◆ **DIRECTIONS FOR THIS TASK**:
Copy every line of the data that contains the string "according".
* Begin EXERCISE INPUTS *
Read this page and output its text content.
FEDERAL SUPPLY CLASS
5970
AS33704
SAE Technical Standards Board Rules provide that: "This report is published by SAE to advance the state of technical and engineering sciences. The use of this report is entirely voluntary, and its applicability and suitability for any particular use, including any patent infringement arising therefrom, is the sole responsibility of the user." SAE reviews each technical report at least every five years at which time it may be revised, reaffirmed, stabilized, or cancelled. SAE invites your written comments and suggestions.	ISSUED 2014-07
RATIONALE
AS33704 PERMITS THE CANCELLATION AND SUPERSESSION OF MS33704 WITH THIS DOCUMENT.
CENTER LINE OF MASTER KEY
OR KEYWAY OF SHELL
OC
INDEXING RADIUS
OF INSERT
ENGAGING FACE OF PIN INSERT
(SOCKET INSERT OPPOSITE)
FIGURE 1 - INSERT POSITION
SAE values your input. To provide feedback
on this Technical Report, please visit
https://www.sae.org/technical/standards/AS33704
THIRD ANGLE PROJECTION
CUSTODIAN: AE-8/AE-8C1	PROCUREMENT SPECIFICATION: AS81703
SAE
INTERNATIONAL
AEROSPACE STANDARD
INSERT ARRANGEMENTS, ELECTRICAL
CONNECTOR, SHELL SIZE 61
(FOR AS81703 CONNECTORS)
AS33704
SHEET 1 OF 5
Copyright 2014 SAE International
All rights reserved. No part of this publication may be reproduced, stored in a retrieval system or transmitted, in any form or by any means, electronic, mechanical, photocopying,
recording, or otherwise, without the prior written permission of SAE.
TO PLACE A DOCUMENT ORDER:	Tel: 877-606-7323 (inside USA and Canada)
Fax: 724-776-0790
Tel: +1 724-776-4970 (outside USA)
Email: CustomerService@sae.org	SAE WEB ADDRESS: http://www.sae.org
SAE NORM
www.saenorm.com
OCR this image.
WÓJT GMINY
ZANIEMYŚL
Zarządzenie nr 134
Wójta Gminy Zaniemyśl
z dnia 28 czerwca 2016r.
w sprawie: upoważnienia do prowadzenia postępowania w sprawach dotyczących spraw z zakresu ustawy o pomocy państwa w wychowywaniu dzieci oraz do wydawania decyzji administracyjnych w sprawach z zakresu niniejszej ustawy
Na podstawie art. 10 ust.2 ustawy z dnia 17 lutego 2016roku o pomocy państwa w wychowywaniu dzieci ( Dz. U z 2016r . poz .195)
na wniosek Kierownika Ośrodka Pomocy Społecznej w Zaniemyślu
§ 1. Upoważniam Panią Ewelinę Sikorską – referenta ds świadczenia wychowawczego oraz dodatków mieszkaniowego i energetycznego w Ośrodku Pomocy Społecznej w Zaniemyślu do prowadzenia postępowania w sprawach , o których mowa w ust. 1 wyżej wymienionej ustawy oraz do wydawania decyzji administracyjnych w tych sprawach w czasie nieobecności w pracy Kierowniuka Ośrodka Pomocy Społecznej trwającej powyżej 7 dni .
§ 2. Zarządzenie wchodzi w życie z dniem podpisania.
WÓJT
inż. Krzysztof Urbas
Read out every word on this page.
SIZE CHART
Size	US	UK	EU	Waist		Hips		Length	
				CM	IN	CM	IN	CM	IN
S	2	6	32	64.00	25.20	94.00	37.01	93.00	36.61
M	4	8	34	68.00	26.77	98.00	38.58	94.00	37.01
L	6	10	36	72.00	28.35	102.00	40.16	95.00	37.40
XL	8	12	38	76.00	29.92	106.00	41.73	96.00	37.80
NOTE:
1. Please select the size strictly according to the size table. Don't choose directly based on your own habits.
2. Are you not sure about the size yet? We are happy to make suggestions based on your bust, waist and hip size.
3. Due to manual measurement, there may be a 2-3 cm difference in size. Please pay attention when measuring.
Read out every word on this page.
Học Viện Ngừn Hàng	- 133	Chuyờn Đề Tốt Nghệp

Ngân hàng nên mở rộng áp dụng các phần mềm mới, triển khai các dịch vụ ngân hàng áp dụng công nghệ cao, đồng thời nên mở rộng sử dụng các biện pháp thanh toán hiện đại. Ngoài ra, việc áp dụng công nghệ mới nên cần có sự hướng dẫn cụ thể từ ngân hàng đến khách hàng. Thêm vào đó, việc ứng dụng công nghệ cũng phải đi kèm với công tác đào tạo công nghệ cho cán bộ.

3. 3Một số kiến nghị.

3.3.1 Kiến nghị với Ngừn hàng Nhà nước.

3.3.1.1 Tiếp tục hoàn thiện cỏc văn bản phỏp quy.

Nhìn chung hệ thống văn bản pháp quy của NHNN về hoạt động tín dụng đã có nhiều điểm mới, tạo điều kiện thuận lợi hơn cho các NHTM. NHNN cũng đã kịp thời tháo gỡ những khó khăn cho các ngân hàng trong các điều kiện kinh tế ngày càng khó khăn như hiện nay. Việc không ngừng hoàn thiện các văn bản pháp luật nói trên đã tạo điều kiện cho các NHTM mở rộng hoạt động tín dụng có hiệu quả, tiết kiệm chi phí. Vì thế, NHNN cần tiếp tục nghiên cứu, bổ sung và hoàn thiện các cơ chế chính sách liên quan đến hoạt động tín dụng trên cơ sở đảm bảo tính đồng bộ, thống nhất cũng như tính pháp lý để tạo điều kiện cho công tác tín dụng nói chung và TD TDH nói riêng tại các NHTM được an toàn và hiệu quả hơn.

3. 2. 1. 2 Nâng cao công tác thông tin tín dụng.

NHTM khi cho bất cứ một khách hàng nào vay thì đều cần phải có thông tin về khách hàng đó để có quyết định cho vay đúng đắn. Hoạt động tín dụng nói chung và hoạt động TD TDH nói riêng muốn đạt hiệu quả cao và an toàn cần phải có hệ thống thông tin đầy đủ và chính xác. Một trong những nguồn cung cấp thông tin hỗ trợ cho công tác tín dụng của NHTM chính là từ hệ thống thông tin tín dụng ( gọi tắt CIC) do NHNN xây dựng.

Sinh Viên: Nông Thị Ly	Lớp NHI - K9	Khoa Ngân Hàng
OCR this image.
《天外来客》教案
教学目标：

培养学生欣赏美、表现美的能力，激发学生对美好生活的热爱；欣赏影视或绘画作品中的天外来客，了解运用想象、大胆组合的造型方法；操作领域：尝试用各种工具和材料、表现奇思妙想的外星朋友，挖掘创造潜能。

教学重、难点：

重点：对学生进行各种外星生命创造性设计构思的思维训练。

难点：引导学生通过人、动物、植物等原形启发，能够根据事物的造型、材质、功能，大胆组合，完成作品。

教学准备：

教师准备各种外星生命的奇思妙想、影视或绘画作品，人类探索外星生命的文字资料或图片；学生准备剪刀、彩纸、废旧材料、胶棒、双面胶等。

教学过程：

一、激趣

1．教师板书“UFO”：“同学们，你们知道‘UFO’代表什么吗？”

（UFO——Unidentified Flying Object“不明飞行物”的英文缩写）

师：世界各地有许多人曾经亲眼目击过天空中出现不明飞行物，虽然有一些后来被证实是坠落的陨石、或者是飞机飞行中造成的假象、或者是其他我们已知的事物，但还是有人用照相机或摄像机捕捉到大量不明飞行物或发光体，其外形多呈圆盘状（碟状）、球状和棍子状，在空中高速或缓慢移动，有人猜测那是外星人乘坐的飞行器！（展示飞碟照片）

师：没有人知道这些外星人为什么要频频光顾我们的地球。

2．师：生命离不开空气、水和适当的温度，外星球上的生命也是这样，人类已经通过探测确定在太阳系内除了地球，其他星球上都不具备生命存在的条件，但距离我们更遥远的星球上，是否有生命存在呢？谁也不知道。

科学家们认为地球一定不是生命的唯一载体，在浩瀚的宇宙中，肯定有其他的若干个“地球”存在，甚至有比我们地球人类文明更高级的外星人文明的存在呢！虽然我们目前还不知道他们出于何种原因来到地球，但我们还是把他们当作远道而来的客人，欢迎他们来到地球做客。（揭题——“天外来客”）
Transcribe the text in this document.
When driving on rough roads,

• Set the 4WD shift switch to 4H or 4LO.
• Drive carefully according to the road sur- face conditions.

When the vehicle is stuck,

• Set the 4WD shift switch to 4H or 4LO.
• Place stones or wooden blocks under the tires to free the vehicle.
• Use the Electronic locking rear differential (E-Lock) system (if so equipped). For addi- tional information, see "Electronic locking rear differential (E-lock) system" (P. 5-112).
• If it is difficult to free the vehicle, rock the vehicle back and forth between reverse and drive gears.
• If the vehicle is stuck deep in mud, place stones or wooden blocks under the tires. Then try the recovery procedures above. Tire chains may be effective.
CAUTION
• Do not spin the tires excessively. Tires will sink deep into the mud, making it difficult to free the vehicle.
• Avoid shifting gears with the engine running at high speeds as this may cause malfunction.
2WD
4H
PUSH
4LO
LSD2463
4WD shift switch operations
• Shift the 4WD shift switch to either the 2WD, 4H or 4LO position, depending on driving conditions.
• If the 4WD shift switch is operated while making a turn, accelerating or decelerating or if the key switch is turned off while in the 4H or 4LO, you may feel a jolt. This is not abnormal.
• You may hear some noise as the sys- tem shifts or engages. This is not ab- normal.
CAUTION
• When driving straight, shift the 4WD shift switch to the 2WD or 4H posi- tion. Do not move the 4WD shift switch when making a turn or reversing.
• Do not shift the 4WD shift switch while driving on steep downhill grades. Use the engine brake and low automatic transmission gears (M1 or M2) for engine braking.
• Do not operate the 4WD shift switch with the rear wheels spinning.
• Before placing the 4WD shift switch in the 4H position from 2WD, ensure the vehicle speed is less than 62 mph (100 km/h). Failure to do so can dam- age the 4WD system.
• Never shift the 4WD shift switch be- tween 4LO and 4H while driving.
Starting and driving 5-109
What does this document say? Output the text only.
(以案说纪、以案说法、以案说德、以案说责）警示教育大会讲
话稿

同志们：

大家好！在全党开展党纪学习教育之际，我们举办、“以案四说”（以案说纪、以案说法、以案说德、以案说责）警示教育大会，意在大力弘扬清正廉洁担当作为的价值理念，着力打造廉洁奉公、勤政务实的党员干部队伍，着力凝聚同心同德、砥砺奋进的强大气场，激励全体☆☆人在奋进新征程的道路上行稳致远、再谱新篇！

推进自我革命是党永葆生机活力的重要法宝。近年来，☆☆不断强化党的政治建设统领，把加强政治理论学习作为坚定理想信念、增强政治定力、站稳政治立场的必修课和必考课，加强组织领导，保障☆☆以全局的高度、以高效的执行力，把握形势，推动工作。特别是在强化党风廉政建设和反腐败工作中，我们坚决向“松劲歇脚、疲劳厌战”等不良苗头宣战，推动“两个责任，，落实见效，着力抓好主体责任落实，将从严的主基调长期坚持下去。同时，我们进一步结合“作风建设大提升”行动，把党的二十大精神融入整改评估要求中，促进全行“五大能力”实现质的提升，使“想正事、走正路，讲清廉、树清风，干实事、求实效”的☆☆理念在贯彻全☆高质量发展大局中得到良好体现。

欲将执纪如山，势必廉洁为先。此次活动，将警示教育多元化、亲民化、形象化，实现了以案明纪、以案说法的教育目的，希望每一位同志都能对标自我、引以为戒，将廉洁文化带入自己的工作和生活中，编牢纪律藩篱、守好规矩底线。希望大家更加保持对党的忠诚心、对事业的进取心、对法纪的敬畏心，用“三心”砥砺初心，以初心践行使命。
* End EXERCISE INPUTS *
◆ **SOLUTION FOR THIS PROBLEM**:
1. Please select the size strictly according to the size table. Don't choose directly based on your own habits.
• Drive carefully according to the road sur- face conditions.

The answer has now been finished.